(Records)

──────────────────────────────

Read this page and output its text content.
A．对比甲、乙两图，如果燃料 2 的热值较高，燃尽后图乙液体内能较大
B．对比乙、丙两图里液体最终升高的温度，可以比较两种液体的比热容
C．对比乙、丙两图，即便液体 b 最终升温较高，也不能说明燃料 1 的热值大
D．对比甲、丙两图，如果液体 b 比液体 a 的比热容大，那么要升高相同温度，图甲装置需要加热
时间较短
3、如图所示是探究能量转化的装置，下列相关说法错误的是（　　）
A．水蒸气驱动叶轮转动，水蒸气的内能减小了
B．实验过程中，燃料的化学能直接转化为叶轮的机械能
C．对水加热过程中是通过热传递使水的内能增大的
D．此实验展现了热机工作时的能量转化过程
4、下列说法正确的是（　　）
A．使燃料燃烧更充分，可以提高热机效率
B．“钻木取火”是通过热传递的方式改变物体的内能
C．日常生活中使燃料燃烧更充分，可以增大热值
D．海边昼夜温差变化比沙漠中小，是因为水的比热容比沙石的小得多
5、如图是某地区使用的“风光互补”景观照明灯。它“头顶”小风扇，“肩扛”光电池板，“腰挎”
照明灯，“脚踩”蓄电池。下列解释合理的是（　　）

──────────────────────────────

[SHORT EXERCISE]: Write out all the data again, exactly as it appears.

[RESULT OF THE TASK]:
Read this page and output its text content.
A．对比甲、乙两图，如果燃料 2 的热值较高，燃尽后图乙液体内能较大
B．对比乙、丙两图里液体最终升高的温度，可以比较两种液体的比热容
C．对比乙、丙两图，即便液体 b 最终升温较高，也不能说明燃料 1 的热值大
D．对比甲、丙两图，如果液体 b 比液体 a 的比热容大，那么要升高相同温度，图甲装置需要加热
时间较短
3、如图所示是探究能量转化的装置，下列相关说法错误的是（　　）
A．水蒸气驱动叶轮转动，水蒸气的内能减小了
B．实验过程中，燃料的化学能直接转化为叶轮的机械能
C．对水加热过程中是通过热传递使水的内能增大的
D．此实验展现了热机工作时的能量转化过程
4、下列说法正确的是（　　）
A．使燃料燃烧更充分，可以提高热机效率
B．“钻木取火”是通过热传递的方式改变物体的内能
C．日常生活中使燃料燃烧更充分，可以增大热值
D．海边昼夜温差变化比沙漠中小，是因为水的比热容比沙石的小得多
5、如图是某地区使用的“风光互补”景观照明灯。它“头顶”小风扇，“肩扛”光电池板，“腰挎”
照明灯，“脚踩”蓄电池。下列解释合理的是（　　）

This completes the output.